Instruction:
In the data below, find every line that has the string "think", and copy it.

Material for this task:
::::::::::

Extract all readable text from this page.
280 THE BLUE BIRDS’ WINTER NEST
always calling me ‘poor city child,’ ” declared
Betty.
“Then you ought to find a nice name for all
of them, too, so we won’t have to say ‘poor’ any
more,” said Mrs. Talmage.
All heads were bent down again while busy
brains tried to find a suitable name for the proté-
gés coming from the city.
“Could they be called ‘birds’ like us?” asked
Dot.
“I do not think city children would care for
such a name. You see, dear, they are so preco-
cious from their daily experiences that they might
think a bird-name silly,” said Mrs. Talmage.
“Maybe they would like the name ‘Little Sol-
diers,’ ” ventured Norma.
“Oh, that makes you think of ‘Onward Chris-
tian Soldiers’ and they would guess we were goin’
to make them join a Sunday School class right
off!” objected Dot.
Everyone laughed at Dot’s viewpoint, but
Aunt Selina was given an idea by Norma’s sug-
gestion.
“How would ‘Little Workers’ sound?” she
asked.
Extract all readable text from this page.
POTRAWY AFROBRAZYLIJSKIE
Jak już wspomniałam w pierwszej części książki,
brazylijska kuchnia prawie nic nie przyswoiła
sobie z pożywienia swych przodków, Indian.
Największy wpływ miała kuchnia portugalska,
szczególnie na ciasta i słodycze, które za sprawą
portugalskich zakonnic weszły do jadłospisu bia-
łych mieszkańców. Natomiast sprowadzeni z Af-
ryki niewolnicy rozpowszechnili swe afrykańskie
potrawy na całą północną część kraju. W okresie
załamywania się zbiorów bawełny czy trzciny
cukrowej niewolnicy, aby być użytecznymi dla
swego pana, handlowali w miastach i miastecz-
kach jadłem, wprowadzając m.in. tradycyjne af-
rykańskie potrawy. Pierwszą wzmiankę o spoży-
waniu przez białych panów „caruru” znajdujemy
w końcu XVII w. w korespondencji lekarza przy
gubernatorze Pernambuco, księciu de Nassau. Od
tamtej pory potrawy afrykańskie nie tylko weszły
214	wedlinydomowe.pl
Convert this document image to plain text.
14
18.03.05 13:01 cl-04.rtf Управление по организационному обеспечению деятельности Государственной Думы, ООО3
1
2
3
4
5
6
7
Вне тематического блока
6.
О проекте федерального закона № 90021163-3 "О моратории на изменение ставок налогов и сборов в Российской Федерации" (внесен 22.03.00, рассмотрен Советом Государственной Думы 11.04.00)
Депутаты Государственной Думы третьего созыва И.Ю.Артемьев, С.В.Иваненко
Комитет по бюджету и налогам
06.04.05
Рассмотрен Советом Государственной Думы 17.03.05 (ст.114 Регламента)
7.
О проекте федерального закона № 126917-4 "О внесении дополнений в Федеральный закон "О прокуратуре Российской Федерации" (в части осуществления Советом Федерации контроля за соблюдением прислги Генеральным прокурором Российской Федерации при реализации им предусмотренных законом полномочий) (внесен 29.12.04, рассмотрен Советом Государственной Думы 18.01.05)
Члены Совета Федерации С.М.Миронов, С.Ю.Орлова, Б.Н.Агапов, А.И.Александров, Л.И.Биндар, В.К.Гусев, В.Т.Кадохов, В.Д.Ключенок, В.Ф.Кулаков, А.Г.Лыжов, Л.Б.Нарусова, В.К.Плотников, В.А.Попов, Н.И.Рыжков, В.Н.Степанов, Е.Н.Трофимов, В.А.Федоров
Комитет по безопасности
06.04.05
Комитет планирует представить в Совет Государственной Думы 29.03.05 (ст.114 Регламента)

::::::::::

Result below:
“I do not think city children would care for
think a bird-name silly,” said Mrs. Talmage.
“Oh, that makes you think of ‘Onward Chris-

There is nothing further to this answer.